>>

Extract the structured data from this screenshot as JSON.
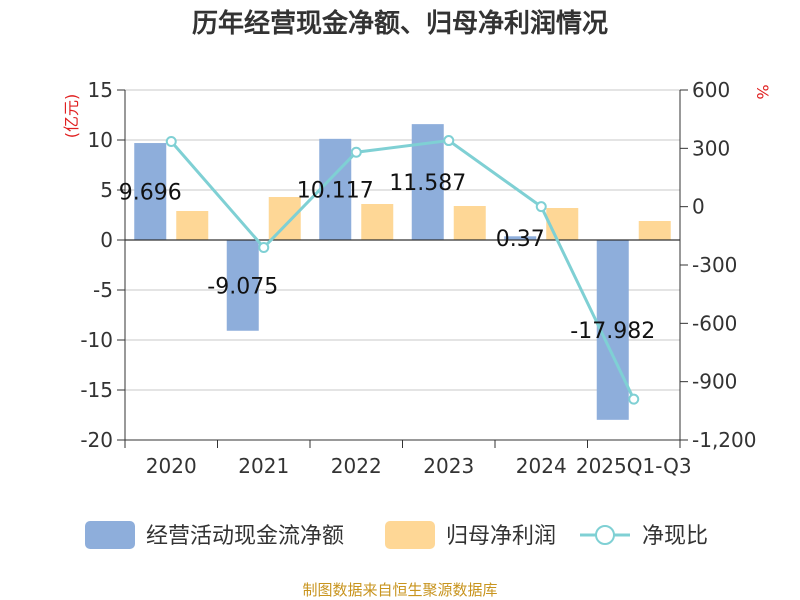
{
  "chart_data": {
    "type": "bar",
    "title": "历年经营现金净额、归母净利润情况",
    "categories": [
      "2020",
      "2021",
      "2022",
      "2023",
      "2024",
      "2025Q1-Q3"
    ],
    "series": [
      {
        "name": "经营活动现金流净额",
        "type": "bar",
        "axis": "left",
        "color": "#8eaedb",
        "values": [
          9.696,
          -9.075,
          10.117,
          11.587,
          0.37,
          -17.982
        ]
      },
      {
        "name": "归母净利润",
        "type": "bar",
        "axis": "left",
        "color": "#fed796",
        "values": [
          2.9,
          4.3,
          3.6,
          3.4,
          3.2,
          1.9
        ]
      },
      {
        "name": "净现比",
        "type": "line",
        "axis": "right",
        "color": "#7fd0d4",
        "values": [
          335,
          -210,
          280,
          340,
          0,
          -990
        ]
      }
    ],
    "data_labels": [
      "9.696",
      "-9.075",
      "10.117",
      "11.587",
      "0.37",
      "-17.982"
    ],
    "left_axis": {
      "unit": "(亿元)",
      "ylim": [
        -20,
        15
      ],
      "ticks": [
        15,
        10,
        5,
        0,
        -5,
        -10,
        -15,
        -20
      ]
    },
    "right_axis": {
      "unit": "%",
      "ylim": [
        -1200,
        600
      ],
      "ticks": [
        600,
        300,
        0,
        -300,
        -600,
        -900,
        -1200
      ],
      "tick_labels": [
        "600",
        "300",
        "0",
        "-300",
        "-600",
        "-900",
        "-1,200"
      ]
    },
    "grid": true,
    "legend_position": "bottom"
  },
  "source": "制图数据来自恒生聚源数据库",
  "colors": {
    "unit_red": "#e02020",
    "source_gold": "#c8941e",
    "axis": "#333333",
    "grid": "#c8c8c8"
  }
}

<<

SHORT TASK: Set down every entry word for word, but omit the pictures.

CORRECT ANSWER:
Extract the structured data from this screenshot as JSON.
{
  "chart_data": {
    "type": "bar",
    "title": "历年经营现金净额、归母净利润情况",
    "categories": [
      "2020",
      "2021",
      "2022",
      "2023",
      "2024",
      "2025Q1-Q3"
    ],
    "series": [
      {
        "name": "经营活动现金流净额",
        "type": "bar",
        "axis": "left",
        "color": "#8eaedb",
        "values": [
          9.696,
          -9.075,
          10.117,
          11.587,
          0.37,
          -17.982
        ]
      },
      {
        "name": "归母净利润",
        "type": "bar",
        "axis": "left",
        "color": "#fed796",
        "values": [
          2.9,
          4.3,
          3.6,
          3.4,
          3.2,
          1.9
        ]
      },
      {
        "name": "净现比",
        "type": "line",
        "axis": "right",
        "color": "#7fd0d4",
        "values": [
          335,
          -210,
          280,
          340,
          0,
          -990
        ]
      }
    ],
    "data_labels": [
      "9.696",
      "-9.075",
      "10.117",
      "11.587",
      "0.37",
      "-17.982"
    ],
    "left_axis": {
      "unit": "(亿元)",
      "ylim": [
        -20,
        15
      ],
      "ticks": [
        15,
        10,
        5,
        0,
        -5,
        -10,
        -15,
        -20
      ]
    },
    "right_axis": {
      "unit": "%",
      "ylim": [
        -1200,
        600
      ],
      "ticks": [
        600,
        300,
        0,
        -300,
        -600,
        -900,
        -1200
      ],
      "tick_labels": [
        "600",
        "300",
        "0",
        "-300",
        "-600",
        "-900",
        "-1,200"
      ]
    },
    "grid": true,
    "legend_position": "bottom"
  },
  "source": "制图数据来自恒生聚源数据库",
  "colors": {
    "unit_red": "#e02020",
    "source_gold": "#c8941e",
    "axis": "#333333",
    "grid": "#c8c8c8"
  }
}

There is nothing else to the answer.